▶ [ENTRIES]:
------------------------------------------------------------------------

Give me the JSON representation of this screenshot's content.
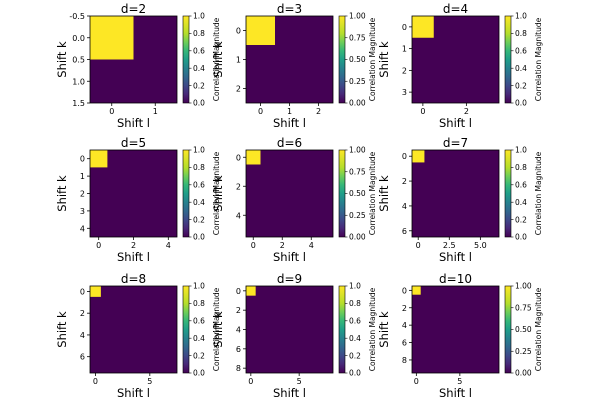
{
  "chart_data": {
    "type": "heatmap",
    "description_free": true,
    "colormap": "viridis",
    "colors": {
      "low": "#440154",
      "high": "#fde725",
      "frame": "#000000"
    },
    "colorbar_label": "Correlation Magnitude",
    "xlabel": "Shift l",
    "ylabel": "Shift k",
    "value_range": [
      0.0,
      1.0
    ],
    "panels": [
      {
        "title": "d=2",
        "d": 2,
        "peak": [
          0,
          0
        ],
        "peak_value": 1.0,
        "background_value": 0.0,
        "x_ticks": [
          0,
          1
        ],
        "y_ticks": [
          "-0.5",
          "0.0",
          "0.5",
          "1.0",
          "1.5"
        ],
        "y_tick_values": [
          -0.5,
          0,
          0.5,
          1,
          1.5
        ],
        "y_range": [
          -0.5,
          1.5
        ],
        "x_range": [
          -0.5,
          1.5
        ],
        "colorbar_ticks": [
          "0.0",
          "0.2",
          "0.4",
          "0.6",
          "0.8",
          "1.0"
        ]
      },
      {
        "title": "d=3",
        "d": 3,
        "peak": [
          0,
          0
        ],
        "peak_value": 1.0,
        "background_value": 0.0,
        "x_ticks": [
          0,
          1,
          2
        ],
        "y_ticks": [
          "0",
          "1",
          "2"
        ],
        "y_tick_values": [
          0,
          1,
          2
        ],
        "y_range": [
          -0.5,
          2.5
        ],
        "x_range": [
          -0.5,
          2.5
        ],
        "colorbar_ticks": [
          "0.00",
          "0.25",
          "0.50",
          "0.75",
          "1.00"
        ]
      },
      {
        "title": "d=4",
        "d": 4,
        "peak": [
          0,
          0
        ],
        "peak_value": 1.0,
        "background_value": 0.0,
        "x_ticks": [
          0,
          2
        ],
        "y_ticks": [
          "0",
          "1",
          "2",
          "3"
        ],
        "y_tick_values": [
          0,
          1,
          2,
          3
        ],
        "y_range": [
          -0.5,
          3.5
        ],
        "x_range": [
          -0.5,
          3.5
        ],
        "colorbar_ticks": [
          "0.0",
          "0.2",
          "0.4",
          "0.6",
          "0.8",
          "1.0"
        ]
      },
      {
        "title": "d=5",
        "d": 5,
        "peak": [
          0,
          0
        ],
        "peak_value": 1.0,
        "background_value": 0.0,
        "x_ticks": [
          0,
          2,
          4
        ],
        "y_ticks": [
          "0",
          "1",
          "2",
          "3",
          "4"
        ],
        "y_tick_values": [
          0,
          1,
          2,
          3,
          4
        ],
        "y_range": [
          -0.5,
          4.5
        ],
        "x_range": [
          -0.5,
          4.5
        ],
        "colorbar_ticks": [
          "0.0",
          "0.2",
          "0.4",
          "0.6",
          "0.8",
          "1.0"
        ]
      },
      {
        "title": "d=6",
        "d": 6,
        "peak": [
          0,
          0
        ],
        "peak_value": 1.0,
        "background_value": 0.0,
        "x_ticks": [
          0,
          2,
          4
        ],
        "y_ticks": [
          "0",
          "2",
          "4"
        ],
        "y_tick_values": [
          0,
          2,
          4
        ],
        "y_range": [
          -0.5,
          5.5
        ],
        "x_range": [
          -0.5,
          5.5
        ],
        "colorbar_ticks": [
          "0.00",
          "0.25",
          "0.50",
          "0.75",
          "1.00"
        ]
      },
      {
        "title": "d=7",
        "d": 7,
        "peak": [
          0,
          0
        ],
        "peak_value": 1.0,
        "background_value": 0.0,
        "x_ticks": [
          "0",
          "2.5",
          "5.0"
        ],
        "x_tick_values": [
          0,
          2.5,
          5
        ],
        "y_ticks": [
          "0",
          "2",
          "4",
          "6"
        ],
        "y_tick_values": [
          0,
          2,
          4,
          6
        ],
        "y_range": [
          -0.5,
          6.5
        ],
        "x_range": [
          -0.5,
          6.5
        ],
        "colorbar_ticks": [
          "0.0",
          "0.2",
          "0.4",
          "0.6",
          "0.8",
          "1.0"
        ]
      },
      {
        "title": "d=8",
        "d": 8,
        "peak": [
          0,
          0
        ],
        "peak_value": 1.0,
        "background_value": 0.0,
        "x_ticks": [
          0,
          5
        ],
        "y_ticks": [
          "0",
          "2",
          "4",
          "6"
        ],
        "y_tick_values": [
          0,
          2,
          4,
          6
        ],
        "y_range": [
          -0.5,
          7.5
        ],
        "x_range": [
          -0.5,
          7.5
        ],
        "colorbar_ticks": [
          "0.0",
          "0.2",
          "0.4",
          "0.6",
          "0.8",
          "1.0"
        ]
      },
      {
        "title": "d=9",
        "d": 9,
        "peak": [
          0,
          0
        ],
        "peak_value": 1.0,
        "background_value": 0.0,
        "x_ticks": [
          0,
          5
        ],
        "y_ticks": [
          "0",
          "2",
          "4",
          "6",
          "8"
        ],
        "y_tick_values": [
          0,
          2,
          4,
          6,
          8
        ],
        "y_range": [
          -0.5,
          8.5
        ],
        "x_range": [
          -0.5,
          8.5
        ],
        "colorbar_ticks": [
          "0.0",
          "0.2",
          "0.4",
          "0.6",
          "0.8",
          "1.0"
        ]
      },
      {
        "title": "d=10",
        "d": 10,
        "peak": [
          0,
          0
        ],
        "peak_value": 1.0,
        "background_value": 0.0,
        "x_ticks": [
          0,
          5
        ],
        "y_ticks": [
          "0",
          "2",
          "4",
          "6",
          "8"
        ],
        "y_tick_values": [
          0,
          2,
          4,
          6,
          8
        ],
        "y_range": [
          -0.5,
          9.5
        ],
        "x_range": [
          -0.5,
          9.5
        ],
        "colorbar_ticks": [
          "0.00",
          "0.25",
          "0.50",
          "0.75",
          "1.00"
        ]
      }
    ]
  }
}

------------------------------------------------------------------------

▶ [WHAT IS BEING ASKED]: In the entries above, identify every line with the word "title". Copy those lines.

▶ [SOLUTION FOR THIS PROBLEM]:
        "title": "d=2",
        "title": "d=3",
        "title": "d=4",
        "title": "d=5",
        "title": "d=6",
        "title": "d=7",
        "title": "d=8",
        "title": "d=9",
        "title": "d=10",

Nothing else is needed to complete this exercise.